** Begin **

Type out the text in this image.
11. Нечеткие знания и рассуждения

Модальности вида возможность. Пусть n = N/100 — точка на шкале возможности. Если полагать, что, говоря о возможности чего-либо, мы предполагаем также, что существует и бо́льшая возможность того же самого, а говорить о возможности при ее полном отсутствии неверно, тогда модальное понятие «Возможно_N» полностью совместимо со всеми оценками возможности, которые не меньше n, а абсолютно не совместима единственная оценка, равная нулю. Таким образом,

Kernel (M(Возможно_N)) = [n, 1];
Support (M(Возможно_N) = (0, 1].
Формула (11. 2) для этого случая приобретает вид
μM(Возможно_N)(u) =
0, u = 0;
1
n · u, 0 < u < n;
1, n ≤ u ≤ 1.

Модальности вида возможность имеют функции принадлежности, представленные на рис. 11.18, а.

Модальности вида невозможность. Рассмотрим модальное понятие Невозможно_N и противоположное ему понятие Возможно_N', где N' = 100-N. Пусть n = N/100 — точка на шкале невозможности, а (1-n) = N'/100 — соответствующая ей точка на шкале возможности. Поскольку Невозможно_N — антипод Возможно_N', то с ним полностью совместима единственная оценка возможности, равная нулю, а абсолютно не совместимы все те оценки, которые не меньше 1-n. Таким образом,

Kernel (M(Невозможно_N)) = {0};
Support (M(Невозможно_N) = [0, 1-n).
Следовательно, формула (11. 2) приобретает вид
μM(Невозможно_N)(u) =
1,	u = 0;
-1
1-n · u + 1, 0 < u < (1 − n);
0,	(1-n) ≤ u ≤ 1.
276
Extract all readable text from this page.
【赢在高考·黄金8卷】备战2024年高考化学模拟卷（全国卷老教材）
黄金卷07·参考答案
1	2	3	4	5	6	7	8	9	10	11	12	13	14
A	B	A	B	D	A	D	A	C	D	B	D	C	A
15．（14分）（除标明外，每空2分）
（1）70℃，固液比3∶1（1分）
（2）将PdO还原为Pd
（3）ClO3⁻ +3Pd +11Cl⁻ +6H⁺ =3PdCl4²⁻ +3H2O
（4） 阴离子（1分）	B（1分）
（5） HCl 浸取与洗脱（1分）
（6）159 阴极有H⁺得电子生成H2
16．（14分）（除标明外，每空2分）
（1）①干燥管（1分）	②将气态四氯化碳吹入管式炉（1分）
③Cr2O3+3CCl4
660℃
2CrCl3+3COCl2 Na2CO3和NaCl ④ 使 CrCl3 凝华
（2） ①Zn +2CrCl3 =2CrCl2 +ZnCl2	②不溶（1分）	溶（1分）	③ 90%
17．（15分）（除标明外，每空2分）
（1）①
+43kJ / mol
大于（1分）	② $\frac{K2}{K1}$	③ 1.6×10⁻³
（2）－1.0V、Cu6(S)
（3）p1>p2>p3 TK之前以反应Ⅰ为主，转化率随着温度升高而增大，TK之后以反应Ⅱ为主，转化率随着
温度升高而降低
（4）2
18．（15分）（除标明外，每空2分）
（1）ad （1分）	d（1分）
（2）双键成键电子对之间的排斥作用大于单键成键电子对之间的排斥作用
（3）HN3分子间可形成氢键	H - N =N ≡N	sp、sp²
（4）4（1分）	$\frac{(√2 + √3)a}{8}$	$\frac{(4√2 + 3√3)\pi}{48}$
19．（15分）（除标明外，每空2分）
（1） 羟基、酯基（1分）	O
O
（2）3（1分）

** End **

■ Exercise objective: Would you copy out each line exactly as written?

■ Response below:
Type out the text in this image.
11. Нечеткие знания и рассуждения

Модальности вида возможность. Пусть n = N/100 — точка на шкале возможности. Если полагать, что, говоря о возможности чего-либо, мы предполагаем также, что существует и бо́льшая возможность того же самого, а говорить о возможности при ее полном отсутствии неверно, тогда модальное понятие «Возможно_N» полностью совместимо со всеми оценками возможности, которые не меньше n, а абсолютно не совместима единственная оценка, равная нулю. Таким образом,

Kernel (M(Возможно_N)) = [n, 1];
Support (M(Возможно_N) = (0, 1].
Формула (11. 2) для этого случая приобретает вид
μM(Возможно_N)(u) =
0, u = 0;
1
n · u, 0 < u < n;
1, n ≤ u ≤ 1.

Модальности вида возможность имеют функции принадлежности, представленные на рис. 11.18, а.

Модальности вида невозможность. Рассмотрим модальное понятие Невозможно_N и противоположное ему понятие Возможно_N', где N' = 100-N. Пусть n = N/100 — точка на шкале невозможности, а (1-n) = N'/100 — соответствующая ей точка на шкале возможности. Поскольку Невозможно_N — антипод Возможно_N', то с ним полностью совместима единственная оценка возможности, равная нулю, а абсолютно не совместимы все те оценки, которые не меньше 1-n. Таким образом,

Kernel (M(Невозможно_N)) = {0};
Support (M(Невозможно_N) = [0, 1-n).
Следовательно, формула (11. 2) приобретает вид
μM(Невозможно_N)(u) =
1,	u = 0;
-1
1-n · u + 1, 0 < u < (1 − n);
0,	(1-n) ≤ u ≤ 1.
276
Extract all readable text from this page.
【赢在高考·黄金8卷】备战2024年高考化学模拟卷（全国卷老教材）
黄金卷07·参考答案
1	2	3	4	5	6	7	8	9	10	11	12	13	14
A	B	A	B	D	A	D	A	C	D	B	D	C	A
15．（14分）（除标明外，每空2分）
（1）70℃，固液比3∶1（1分）
（2）将PdO还原为Pd
（3）ClO3⁻ +3Pd +11Cl⁻ +6H⁺ =3PdCl4²⁻ +3H2O
（4） 阴离子（1分）	B（1分）
（5） HCl 浸取与洗脱（1分）
（6）159 阴极有H⁺得电子生成H2
16．（14分）（除标明外，每空2分）
（1）①干燥管（1分）	②将气态四氯化碳吹入管式炉（1分）
③Cr2O3+3CCl4
660℃
2CrCl3+3COCl2 Na2CO3和NaCl ④ 使 CrCl3 凝华
（2） ①Zn +2CrCl3 =2CrCl2 +ZnCl2	②不溶（1分）	溶（1分）	③ 90%
17．（15分）（除标明外，每空2分）
（1）①
+43kJ / mol
大于（1分）	② $\frac{K2}{K1}$	③ 1.6×10⁻³
（2）－1.0V、Cu6(S)
（3）p1>p2>p3 TK之前以反应Ⅰ为主，转化率随着温度升高而增大，TK之后以反应Ⅱ为主，转化率随着
温度升高而降低
（4）2
18．（15分）（除标明外，每空2分）
（1）ad （1分）	d（1分）
（2）双键成键电子对之间的排斥作用大于单键成键电子对之间的排斥作用
（3）HN3分子间可形成氢键	H - N =N ≡N	sp、sp²
（4）4（1分）	$\frac{(√2 + √3)a}{8}$	$\frac{(4√2 + 3√3)\pi}{48}$
19．（15分）（除标明外，每空2分）
（1） 羟基、酯基（1分）	O
O
（2）3（1分）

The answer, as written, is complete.